▶ _Task description_:
Print out each record below, unaltered and complete, without its images.

▶ _Supplied data_:
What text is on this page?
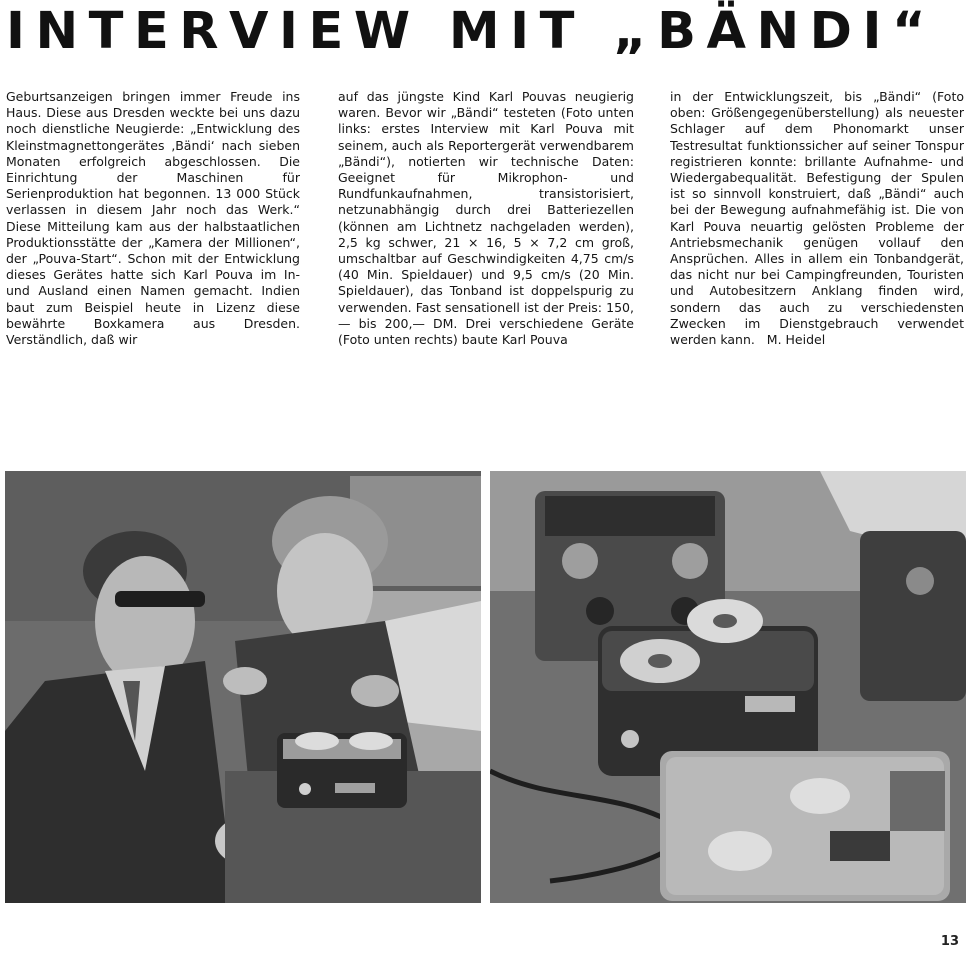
INTERVIEW MIT „BÄNDI“
Geburtsanzeigen bringen immer Freude ins Haus. Diese aus Dresden weckte bei uns dazu noch dienstliche Neugierde: „Entwicklung des Kleinstmagnettongerätes ‚Bändi‘ nach sieben Monaten erfolgreich abgeschlossen. Die Einrichtung der Maschinen für Serienproduktion hat begonnen. 13 000 Stück verlassen in diesem Jahr noch das Werk.“ Diese Mitteilung kam aus der halbstaatlichen Produktionsstätte der „Kamera der Millionen“, der „Pouva-Start“. Schon mit der Entwicklung dieses Gerätes hatte sich Karl Pouva im In- und Ausland einen Namen gemacht. Indien baut zum Beispiel heute in Lizenz diese bewährte Boxkamera aus Dresden. Verständlich, daß wir
auf das jüngste Kind Karl Pouvas neugierig waren. Bevor wir „Bändi“ testeten (Foto unten links: erstes Interview mit Karl Pouva mit seinem, auch als Reportergerät verwendbarem „Bändi“), notierten wir technische Daten: Geeignet für Mikrophon- und Rundfunkaufnahmen, transistorisiert, netzunabhängig durch drei Batteriezellen (können am Lichtnetz nachgeladen werden), 2,5 kg schwer, 21 × 16, 5 × 7,2 cm groß, umschaltbar auf Geschwindigkeiten 4,75 cm/s (40 Min. Spieldauer) und 9,5 cm/s (20 Min. Spieldauer), das Tonband ist doppelspurig zu verwenden. Fast sensationell ist der Preis: 150,— bis 200,— DM. Drei verschiedene Geräte (Foto unten rechts) baute Karl Pouva
in der Entwicklungszeit, bis „Bändi“ (Foto oben: Größengegenüberstellung) als neuester Schlager auf dem Phonomarkt unser Testresultat funktionssicher auf seiner Tonspur registrieren konnte: brillante Aufnahme- und Wiedergabequalität. Befestigung der Spulen ist so sinnvoll konstruiert, daß „Bändi“ auch bei der Bewegung aufnahmefähig ist. Die von Karl Pouva neuartig gelösten Probleme der Antriebsmechanik genügen vollauf den Ansprüchen. Alles in allem ein Tonbandgerät, das nicht nur bei Campingfreunden, Touristen und Autobesitzern Anklang finden wird, sondern das auch zu verschiedensten Zwecken im Dienstgebrauch verwendet werden kann. M. Heidel
13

▶ _Answer below_:
What text is on this page?
INTERVIEW MIT „BÄNDI“
Geburtsanzeigen bringen immer Freude ins Haus. Diese aus Dresden weckte bei uns dazu noch dienstliche Neugierde: „Entwicklung des Kleinstmagnettongerätes ‚Bändi‘ nach sieben Monaten erfolgreich abgeschlossen. Die Einrichtung der Maschinen für Serienproduktion hat begonnen. 13 000 Stück verlassen in diesem Jahr noch das Werk.“ Diese Mitteilung kam aus der halbstaatlichen Produktionsstätte der „Kamera der Millionen“, der „Pouva-Start“. Schon mit der Entwicklung dieses Gerätes hatte sich Karl Pouva im In- und Ausland einen Namen gemacht. Indien baut zum Beispiel heute in Lizenz diese bewährte Boxkamera aus Dresden. Verständlich, daß wir
auf das jüngste Kind Karl Pouvas neugierig waren. Bevor wir „Bändi“ testeten (Foto unten links: erstes Interview mit Karl Pouva mit seinem, auch als Reportergerät verwendbarem „Bändi“), notierten wir technische Daten: Geeignet für Mikrophon- und Rundfunkaufnahmen, transistorisiert, netzunabhängig durch drei Batteriezellen (können am Lichtnetz nachgeladen werden), 2,5 kg schwer, 21 × 16, 5 × 7,2 cm groß, umschaltbar auf Geschwindigkeiten 4,75 cm/s (40 Min. Spieldauer) und 9,5 cm/s (20 Min. Spieldauer), das Tonband ist doppelspurig zu verwenden. Fast sensationell ist der Preis: 150,— bis 200,— DM. Drei verschiedene Geräte (Foto unten rechts) baute Karl Pouva
in der Entwicklungszeit, bis „Bändi“ (Foto oben: Größengegenüberstellung) als neuester Schlager auf dem Phonomarkt unser Testresultat funktionssicher auf seiner Tonspur registrieren konnte: brillante Aufnahme- und Wiedergabequalität. Befestigung der Spulen ist so sinnvoll konstruiert, daß „Bändi“ auch bei der Bewegung aufnahmefähig ist. Die von Karl Pouva neuartig gelösten Probleme der Antriebsmechanik genügen vollauf den Ansprüchen. Alles in allem ein Tonbandgerät, das nicht nur bei Campingfreunden, Touristen und Autobesitzern Anklang finden wird, sondern das auch zu verschiedensten Zwecken im Dienstgebrauch verwendet werden kann. M. Heidel
13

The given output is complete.